* **Exercise directions**
Below are some records; give them all again exactly, but not the pictures.

[Records that describe figures]
——————————

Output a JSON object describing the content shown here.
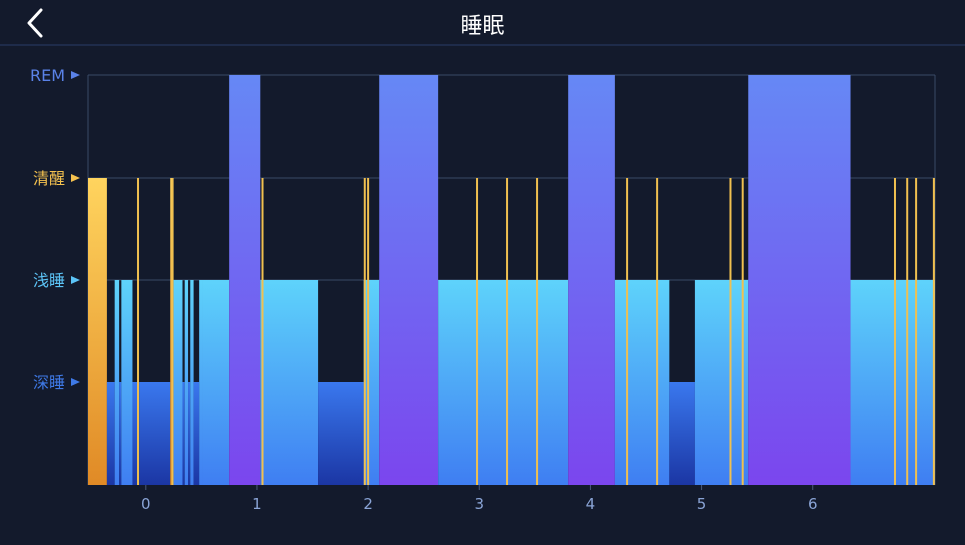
{
  "header": {
    "title": "睡眠",
    "back_icon": "chevron-left-icon"
  },
  "colors": {
    "background": "#131a2c",
    "awake": "#f5c24f",
    "rem": "#6a84f5",
    "light": "#5cc4f7",
    "deep": "#2f66e0",
    "grid": "#3a4a66"
  },
  "chart_data": {
    "type": "bar",
    "stage_levels": [
      {
        "name": "REM",
        "level": 4,
        "color": "#5a82e8"
      },
      {
        "name": "清醒",
        "level": 3,
        "color": "#f5c24f"
      },
      {
        "name": "浅睡",
        "level": 2,
        "color": "#5cc4f7"
      },
      {
        "name": "深睡",
        "level": 1,
        "color": "#3f7ae8"
      }
    ],
    "xlim": [
      -0.52,
      7.1
    ],
    "x_ticks": [
      0,
      1,
      2,
      3,
      4,
      5,
      6
    ],
    "segments": [
      {
        "start": -0.52,
        "end": -0.35,
        "stage": "awake"
      },
      {
        "start": -0.35,
        "end": -0.28,
        "stage": "deep"
      },
      {
        "start": -0.28,
        "end": -0.24,
        "stage": "light"
      },
      {
        "start": -0.24,
        "end": -0.22,
        "stage": "deep"
      },
      {
        "start": -0.22,
        "end": -0.12,
        "stage": "light"
      },
      {
        "start": -0.12,
        "end": -0.06,
        "stage": "deep"
      },
      {
        "start": -0.06,
        "end": 0.22,
        "stage": "deep"
      },
      {
        "start": 0.22,
        "end": 0.25,
        "stage": "awake"
      },
      {
        "start": 0.25,
        "end": 0.33,
        "stage": "light"
      },
      {
        "start": 0.33,
        "end": 0.35,
        "stage": "deep"
      },
      {
        "start": 0.35,
        "end": 0.38,
        "stage": "light"
      },
      {
        "start": 0.38,
        "end": 0.4,
        "stage": "deep"
      },
      {
        "start": 0.4,
        "end": 0.43,
        "stage": "light"
      },
      {
        "start": 0.43,
        "end": 0.48,
        "stage": "deep"
      },
      {
        "start": 0.48,
        "end": 0.51,
        "stage": "light"
      },
      {
        "start": 0.51,
        "end": 0.75,
        "stage": "light"
      },
      {
        "start": 0.75,
        "end": 1.03,
        "stage": "rem"
      },
      {
        "start": 1.03,
        "end": 1.55,
        "stage": "light"
      },
      {
        "start": 1.55,
        "end": 1.96,
        "stage": "deep"
      },
      {
        "start": 1.96,
        "end": 2.1,
        "stage": "light"
      },
      {
        "start": 2.1,
        "end": 2.63,
        "stage": "rem"
      },
      {
        "start": 2.63,
        "end": 3.8,
        "stage": "light"
      },
      {
        "start": 3.8,
        "end": 4.22,
        "stage": "rem"
      },
      {
        "start": 4.22,
        "end": 4.71,
        "stage": "light"
      },
      {
        "start": 4.71,
        "end": 4.94,
        "stage": "deep"
      },
      {
        "start": 4.94,
        "end": 5.42,
        "stage": "light"
      },
      {
        "start": 5.42,
        "end": 6.34,
        "stage": "rem"
      },
      {
        "start": 6.34,
        "end": 7.1,
        "stage": "light"
      }
    ],
    "awake_markers": [
      -0.07,
      0.24,
      1.05,
      1.97,
      2.0,
      2.98,
      3.25,
      3.52,
      4.33,
      4.6,
      5.26,
      5.37,
      6.74,
      6.85,
      6.93,
      7.09
    ]
  }
}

——————————

* **Worked answer**
Output a JSON object describing the content shown here.
{
  "header": {
    "title": "睡眠",
    "back_icon": "chevron-left-icon"
  },
  "colors": {
    "background": "#131a2c",
    "awake": "#f5c24f",
    "rem": "#6a84f5",
    "light": "#5cc4f7",
    "deep": "#2f66e0",
    "grid": "#3a4a66"
  },
  "chart_data": {
    "type": "bar",
    "stage_levels": [
      {
        "name": "REM",
        "level": 4,
        "color": "#5a82e8"
      },
      {
        "name": "清醒",
        "level": 3,
        "color": "#f5c24f"
      },
      {
        "name": "浅睡",
        "level": 2,
        "color": "#5cc4f7"
      },
      {
        "name": "深睡",
        "level": 1,
        "color": "#3f7ae8"
      }
    ],
    "xlim": [
      -0.52,
      7.1
    ],
    "x_ticks": [
      0,
      1,
      2,
      3,
      4,
      5,
      6
    ],
    "segments": [
      {
        "start": -0.52,
        "end": -0.35,
        "stage": "awake"
      },
      {
        "start": -0.35,
        "end": -0.28,
        "stage": "deep"
      },
      {
        "start": -0.28,
        "end": -0.24,
        "stage": "light"
      },
      {
        "start": -0.24,
        "end": -0.22,
        "stage": "deep"
      },
      {
        "start": -0.22,
        "end": -0.12,
        "stage": "light"
      },
      {
        "start": -0.12,
        "end": -0.06,
        "stage": "deep"
      },
      {
        "start": -0.06,
        "end": 0.22,
        "stage": "deep"
      },
      {
        "start": 0.22,
        "end": 0.25,
        "stage": "awake"
      },
      {
        "start": 0.25,
        "end": 0.33,
        "stage": "light"
      },
      {
        "start": 0.33,
        "end": 0.35,
        "stage": "deep"
      },
      {
        "start": 0.35,
        "end": 0.38,
        "stage": "light"
      },
      {
        "start": 0.38,
        "end": 0.4,
        "stage": "deep"
      },
      {
        "start": 0.4,
        "end": 0.43,
        "stage": "light"
      },
      {
        "start": 0.43,
        "end": 0.48,
        "stage": "deep"
      },
      {
        "start": 0.48,
        "end": 0.51,
        "stage": "light"
      },
      {
        "start": 0.51,
        "end": 0.75,
        "stage": "light"
      },
      {
        "start": 0.75,
        "end": 1.03,
        "stage": "rem"
      },
      {
        "start": 1.03,
        "end": 1.55,
        "stage": "light"
      },
      {
        "start": 1.55,
        "end": 1.96,
        "stage": "deep"
      },
      {
        "start": 1.96,
        "end": 2.1,
        "stage": "light"
      },
      {
        "start": 2.1,
        "end": 2.63,
        "stage": "rem"
      },
      {
        "start": 2.63,
        "end": 3.8,
        "stage": "light"
      },
      {
        "start": 3.8,
        "end": 4.22,
        "stage": "rem"
      },
      {
        "start": 4.22,
        "end": 4.71,
        "stage": "light"
      },
      {
        "start": 4.71,
        "end": 4.94,
        "stage": "deep"
      },
      {
        "start": 4.94,
        "end": 5.42,
        "stage": "light"
      },
      {
        "start": 5.42,
        "end": 6.34,
        "stage": "rem"
      },
      {
        "start": 6.34,
        "end": 7.1,
        "stage": "light"
      }
    ],
    "awake_markers": [
      -0.07,
      0.24,
      1.05,
      1.97,
      2.0,
      2.98,
      3.25,
      3.52,
      4.33,
      4.6,
      5.26,
      5.37,
      6.74,
      6.85,
      6.93,
      7.09
    ]
  }
}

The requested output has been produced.